▶ **Directions for this task**: Please output every line of the material as it stands, without the pictures.

○ ○ ○

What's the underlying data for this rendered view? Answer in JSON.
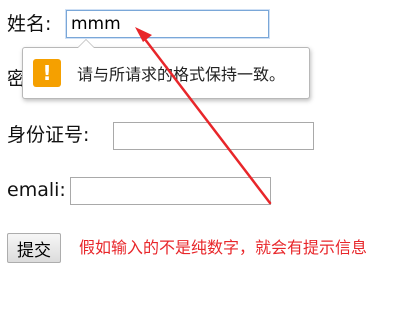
{
  "form": {
    "name_label": "姓名:",
    "name_value": "mmm",
    "password_label_partial": "密",
    "id_label": "身份证号:",
    "id_value": "",
    "email_label": "emali:",
    "email_value": "",
    "submit_label": "提交"
  },
  "tooltip": {
    "icon_glyph": "!",
    "message": "请与所请求的格式保持一致。"
  },
  "annotation": {
    "text": "假如输入的不是纯数字，就会有提示信息"
  },
  "colors": {
    "annotation_red": "#e8262a",
    "warning_orange": "#f5a000",
    "focus_blue": "#7aa7d8"
  }
}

○ ○ ○

▶ **Task result**:
What's the underlying data for this rendered view? Answer in JSON.
{
  "form": {
    "name_label": "姓名:",
    "name_value": "mmm",
    "password_label_partial": "密",
    "id_label": "身份证号:",
    "id_value": "",
    "email_label": "emali:",
    "email_value": "",
    "submit_label": "提交"
  },
  "tooltip": {
    "icon_glyph": "!",
    "message": "请与所请求的格式保持一致。"
  },
  "annotation": {
    "text": "假如输入的不是纯数字，就会有提示信息"
  },
  "colors": {
    "annotation_red": "#e8262a",
    "warning_orange": "#f5a000",
    "focus_blue": "#7aa7d8"
  }
}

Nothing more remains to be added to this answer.